Set task | Repeat every line below exactly, word for word.

──────────

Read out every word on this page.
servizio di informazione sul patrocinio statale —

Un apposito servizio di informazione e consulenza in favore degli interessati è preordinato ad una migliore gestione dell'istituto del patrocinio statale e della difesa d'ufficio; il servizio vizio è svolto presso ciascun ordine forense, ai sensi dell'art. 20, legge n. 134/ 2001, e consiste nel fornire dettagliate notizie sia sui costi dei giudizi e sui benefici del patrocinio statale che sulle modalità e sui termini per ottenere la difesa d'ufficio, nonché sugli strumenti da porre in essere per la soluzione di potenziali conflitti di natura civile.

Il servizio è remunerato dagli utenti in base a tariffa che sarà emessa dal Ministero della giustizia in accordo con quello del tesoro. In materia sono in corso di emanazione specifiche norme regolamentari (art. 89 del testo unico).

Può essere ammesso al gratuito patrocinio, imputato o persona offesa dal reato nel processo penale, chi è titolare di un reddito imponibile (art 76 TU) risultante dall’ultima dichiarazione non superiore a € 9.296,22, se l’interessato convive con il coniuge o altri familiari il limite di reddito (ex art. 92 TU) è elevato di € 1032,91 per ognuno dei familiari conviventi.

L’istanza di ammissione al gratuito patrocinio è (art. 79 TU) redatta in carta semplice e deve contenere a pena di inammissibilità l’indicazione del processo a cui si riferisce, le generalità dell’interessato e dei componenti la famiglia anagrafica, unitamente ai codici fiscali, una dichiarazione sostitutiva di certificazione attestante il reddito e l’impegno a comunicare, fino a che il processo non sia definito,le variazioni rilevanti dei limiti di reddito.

──────────

Response for this exercise |
Read out every word on this page.
servizio di informazione sul patrocinio statale —

Un apposito servizio di informazione e consulenza in favore degli interessati è preordinato ad una migliore gestione dell'istituto del patrocinio statale e della difesa d'ufficio; il servizio vizio è svolto presso ciascun ordine forense, ai sensi dell'art. 20, legge n. 134/ 2001, e consiste nel fornire dettagliate notizie sia sui costi dei giudizi e sui benefici del patrocinio statale che sulle modalità e sui termini per ottenere la difesa d'ufficio, nonché sugli strumenti da porre in essere per la soluzione di potenziali conflitti di natura civile.

Il servizio è remunerato dagli utenti in base a tariffa che sarà emessa dal Ministero della giustizia in accordo con quello del tesoro. In materia sono in corso di emanazione specifiche norme regolamentari (art. 89 del testo unico).

Può essere ammesso al gratuito patrocinio, imputato o persona offesa dal reato nel processo penale, chi è titolare di un reddito imponibile (art 76 TU) risultante dall’ultima dichiarazione non superiore a € 9.296,22, se l’interessato convive con il coniuge o altri familiari il limite di reddito (ex art. 92 TU) è elevato di € 1032,91 per ognuno dei familiari conviventi.

L’istanza di ammissione al gratuito patrocinio è (art. 79 TU) redatta in carta semplice e deve contenere a pena di inammissibilità l’indicazione del processo a cui si riferisce, le generalità dell’interessato e dei componenti la famiglia anagrafica, unitamente ai codici fiscali, una dichiarazione sostitutiva di certificazione attestante il reddito e l’impegno a comunicare, fino a che il processo non sia definito,le variazioni rilevanti dei limiti di reddito.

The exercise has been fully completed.